Go through the material and pull out every line with the string "ylabel" in it.

** start of ITEMS **

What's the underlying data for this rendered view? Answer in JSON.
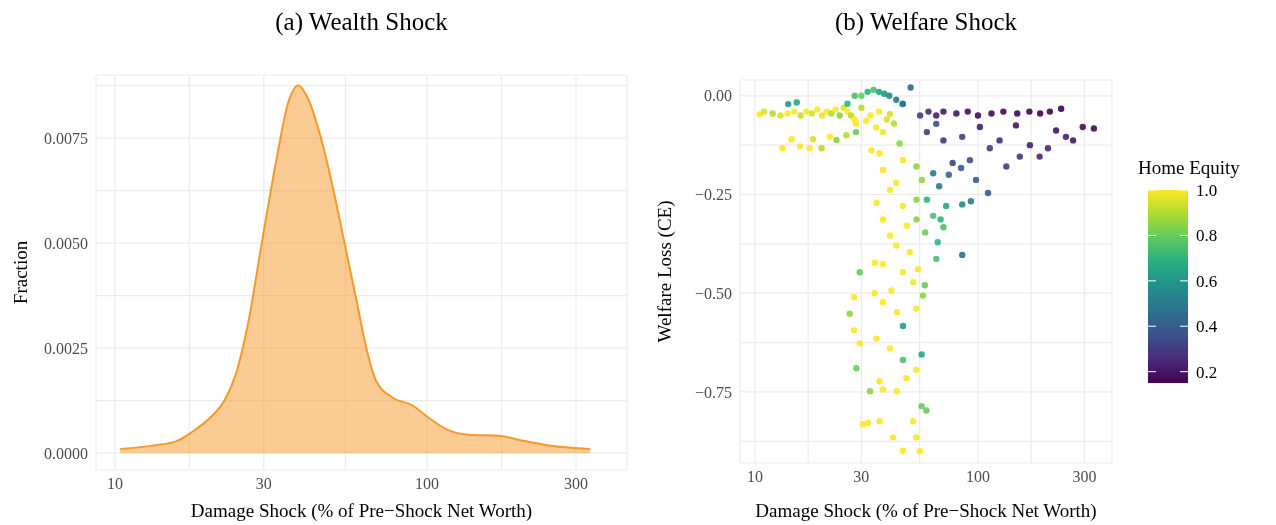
{
  "chart_data": [
    {
      "type": "area",
      "title": "(a) Wealth Shock",
      "xlabel": "Damage Shock (% of Pre−Shock Net Worth)",
      "ylabel": "Fraction",
      "color": "#f7982a",
      "x": [
        10.4,
        13.2,
        15.7,
        17.7,
        20.5,
        22.4,
        24.5,
        26.7,
        29.6,
        32.9,
        35.9,
        38.7,
        41.6,
        45.5,
        49.7,
        54.3,
        59.3,
        63.9,
        68.7,
        77.3,
        89.7,
        101,
        117,
        136,
        172,
        199,
        252,
        333
      ],
      "values": [
        0.0001,
        0.00018,
        0.00028,
        0.00051,
        0.00089,
        0.00124,
        0.00192,
        0.00308,
        0.00503,
        0.00697,
        0.00834,
        0.00875,
        0.00843,
        0.00756,
        0.00639,
        0.00503,
        0.00367,
        0.0025,
        0.00172,
        0.00133,
        0.00114,
        0.00085,
        0.00055,
        0.00044,
        0.00041,
        0.00031,
        0.00017,
        0.0001
      ],
      "log": "x",
      "xlim": [
        8.7,
        437
      ],
      "xticks": [
        10,
        {
          "value": 17.32,
          "label": null
        },
        30,
        {
          "value": 54.77,
          "label": null
        },
        100,
        {
          "value": 173.2,
          "label": null
        },
        300
      ],
      "ylim": [
        -0.0004,
        0.009
      ],
      "yticks": [
        {
          "value": 0,
          "label": "0.0000"
        },
        {
          "value": 0.00125,
          "label": null
        },
        {
          "value": 0.0025,
          "label": "0.0025"
        },
        {
          "value": 0.00375,
          "label": null
        },
        {
          "value": 0.005,
          "label": "0.0050"
        },
        {
          "value": 0.00625,
          "label": null
        },
        {
          "value": 0.0075,
          "label": "0.0075"
        },
        {
          "value": 0.00875,
          "label": null
        }
      ],
      "grid": true
    },
    {
      "type": "scatter",
      "title": "(b) Welfare Shock",
      "xlabel": "Damage Shock (% of Pre−Shock Net Worth)",
      "ylabel": "Welfare Loss (CE)",
      "clabel": "Home Equity",
      "marker": "circle",
      "x": [
        10.5,
        11,
        12,
        13,
        14,
        15,
        16,
        17,
        18,
        19,
        20,
        21,
        22,
        23,
        24,
        25,
        26,
        27,
        28,
        14.1,
        15.4,
        13.3,
        14.6,
        15.9,
        17.6,
        18.2,
        19.9,
        21.7,
        23.2,
        25.7,
        28.4,
        26,
        28,
        30,
        32,
        34,
        36,
        38,
        40,
        43,
        46,
        49.9,
        30,
        33,
        36,
        39,
        42,
        35,
        31.5,
        28.4,
        37.5,
        40.3,
        44.5,
        46,
        55,
        60,
        65,
        70,
        80,
        90,
        100,
        115,
        130,
        150,
        170,
        190,
        210,
        236,
        295,
        331,
        267,
        248,
        224,
        206,
        189,
        171,
        154,
        148,
        134,
        125,
        113,
        102,
        92,
        85,
        77,
        70,
        65,
        59,
        111,
        93,
        84,
        85,
        98,
        74,
        67,
        63,
        72,
        85,
        59,
        63,
        70,
        66,
        65,
        58,
        53,
        68,
        35.1,
        37.5,
        40.3,
        43,
        49.4,
        37.5,
        40.3,
        46.1,
        53,
        36.2,
        46.1,
        53,
        43,
        48,
        56,
        33.3,
        29.5,
        27.8,
        26.6,
        27.8,
        29.5,
        28.5,
        30.5,
        32.2,
        36.2,
        41.6,
        46.1,
        54.9,
        52.9,
        51.2,
        58.7,
        55.9,
        43.3,
        37.5,
        32.8,
        36.2,
        47.8,
        52.9,
        46.1,
        55.9,
        40.3,
        35.1,
        46.1,
        43.3,
        52.9,
        37.5,
        34.4,
        56.7,
        40.9,
        51.2,
        46.1,
        37.5,
        53.9,
        57.8,
        34.5
      ],
      "values": [
        -0.047,
        -0.04,
        -0.045,
        -0.05,
        -0.045,
        -0.04,
        -0.05,
        -0.04,
        -0.045,
        -0.035,
        -0.05,
        -0.04,
        -0.045,
        -0.035,
        -0.05,
        -0.03,
        -0.04,
        -0.05,
        -0.06,
        -0.021,
        -0.017,
        -0.133,
        -0.11,
        -0.128,
        -0.133,
        -0.11,
        -0.133,
        -0.104,
        -0.112,
        -0.1,
        -0.092,
        -0.02,
        0,
        0,
        0.01,
        0.015,
        0.01,
        0.005,
        0,
        -0.01,
        -0.02,
        0.021,
        -0.03,
        -0.05,
        -0.04,
        -0.06,
        -0.07,
        -0.08,
        -0.063,
        -0.07,
        -0.092,
        -0.046,
        -0.121,
        -0.021,
        -0.05,
        -0.04,
        -0.05,
        -0.04,
        -0.045,
        -0.04,
        -0.05,
        -0.045,
        -0.04,
        -0.045,
        -0.04,
        -0.045,
        -0.04,
        -0.033,
        -0.079,
        -0.083,
        -0.113,
        -0.104,
        -0.088,
        -0.133,
        -0.154,
        -0.125,
        -0.154,
        -0.075,
        -0.179,
        -0.113,
        -0.133,
        -0.079,
        -0.163,
        -0.104,
        -0.17,
        -0.113,
        -0.071,
        -0.092,
        -0.246,
        -0.267,
        -0.183,
        -0.275,
        -0.213,
        -0.2,
        -0.229,
        -0.196,
        -0.279,
        -0.403,
        -0.263,
        -0.304,
        -0.333,
        -0.371,
        -0.413,
        -0.346,
        -0.313,
        -0.313,
        -0.271,
        -0.313,
        -0.354,
        -0.379,
        -0.396,
        -0.188,
        -0.238,
        -0.279,
        -0.263,
        -0.146,
        -0.163,
        -0.179,
        -0.221,
        -0.329,
        -0.213,
        -0.138,
        -0.447,
        -0.51,
        -0.552,
        -0.594,
        -0.627,
        -0.69,
        -0.832,
        -0.828,
        -0.824,
        -0.865,
        -0.899,
        -0.9,
        -0.865,
        -0.824,
        -0.797,
        -0.786,
        -0.748,
        -0.744,
        -0.748,
        -0.723,
        -0.715,
        -0.694,
        -0.669,
        -0.655,
        -0.64,
        -0.615,
        -0.583,
        -0.548,
        -0.539,
        -0.523,
        -0.5,
        -0.506,
        -0.493,
        -0.472,
        -0.447,
        -0.426,
        -0.439,
        -0.48,
        -0.423
      ],
      "cvalues": [
        1,
        0.95,
        0.9,
        0.95,
        1,
        0.98,
        0.92,
        1,
        0.95,
        1,
        0.97,
        1,
        0.9,
        1,
        0.85,
        0.95,
        1,
        0.9,
        1,
        0.6,
        0.65,
        1,
        1,
        1,
        1,
        0.95,
        0.9,
        1,
        0.85,
        0.9,
        0.8,
        0.7,
        0.75,
        0.8,
        0.7,
        0.75,
        0.65,
        0.6,
        0.55,
        0.5,
        0.45,
        0.45,
        0.9,
        1,
        1,
        0.95,
        0.9,
        1,
        1,
        1,
        1,
        0.95,
        0.85,
        0.5,
        0.3,
        0.25,
        0.22,
        0.2,
        0.2,
        0.18,
        0.17,
        0.17,
        0.16,
        0.16,
        0.15,
        0.15,
        0.15,
        0.15,
        0.18,
        0.17,
        0.2,
        0.22,
        0.2,
        0.25,
        0.25,
        0.22,
        0.28,
        0.2,
        0.3,
        0.25,
        0.3,
        0.22,
        0.35,
        0.3,
        0.32,
        0.28,
        0.35,
        0.3,
        0.4,
        0.5,
        0.4,
        0.55,
        0.4,
        0.45,
        0.5,
        0.5,
        0.65,
        0.45,
        0.7,
        0.75,
        0.75,
        0.7,
        0.75,
        0.8,
        0.85,
        0.7,
        1,
        1,
        1,
        1,
        1,
        1,
        1,
        1,
        0.85,
        1,
        1,
        0.85,
        1,
        1,
        0.85,
        1,
        0.8,
        1,
        0.85,
        1,
        1,
        0.8,
        1,
        1,
        1,
        1,
        1,
        1,
        1,
        1,
        0.8,
        0.8,
        1,
        1,
        0.85,
        1,
        1,
        1,
        0.75,
        0.65,
        1,
        1,
        0.6,
        1,
        1,
        1,
        1,
        0.85,
        1,
        1,
        1,
        1,
        1,
        0.8,
        1
      ],
      "clim": [
        0.15,
        1.0
      ],
      "cticks": [
        0.2,
        0.4,
        0.6,
        0.8,
        {
          "value": 1,
          "label": "1.0"
        }
      ],
      "log": "x",
      "xlim": [
        8.57,
        399
      ],
      "xticks": [
        10,
        {
          "value": 17.32,
          "label": null
        },
        30,
        {
          "value": 54.77,
          "label": null
        },
        100,
        {
          "value": 173.2,
          "label": null
        },
        300
      ],
      "ylim": [
        -0.93,
        0.04
      ],
      "yticks": [
        {
          "value": -0.875,
          "label": null
        },
        {
          "value": -0.75,
          "label": "−0.75"
        },
        {
          "value": -0.625,
          "label": null
        },
        {
          "value": -0.5,
          "label": "−0.50"
        },
        {
          "value": -0.375,
          "label": null
        },
        {
          "value": -0.25,
          "label": "−0.25"
        },
        {
          "value": -0.125,
          "label": null
        },
        {
          "value": 0,
          "label": "0.00"
        }
      ],
      "grid": true
    }
  ]
}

** end of ITEMS **

▶ EXPECTED OUTPUT
      "ylabel": "Fraction",
      "ylabel": "Welfare Loss (CE)",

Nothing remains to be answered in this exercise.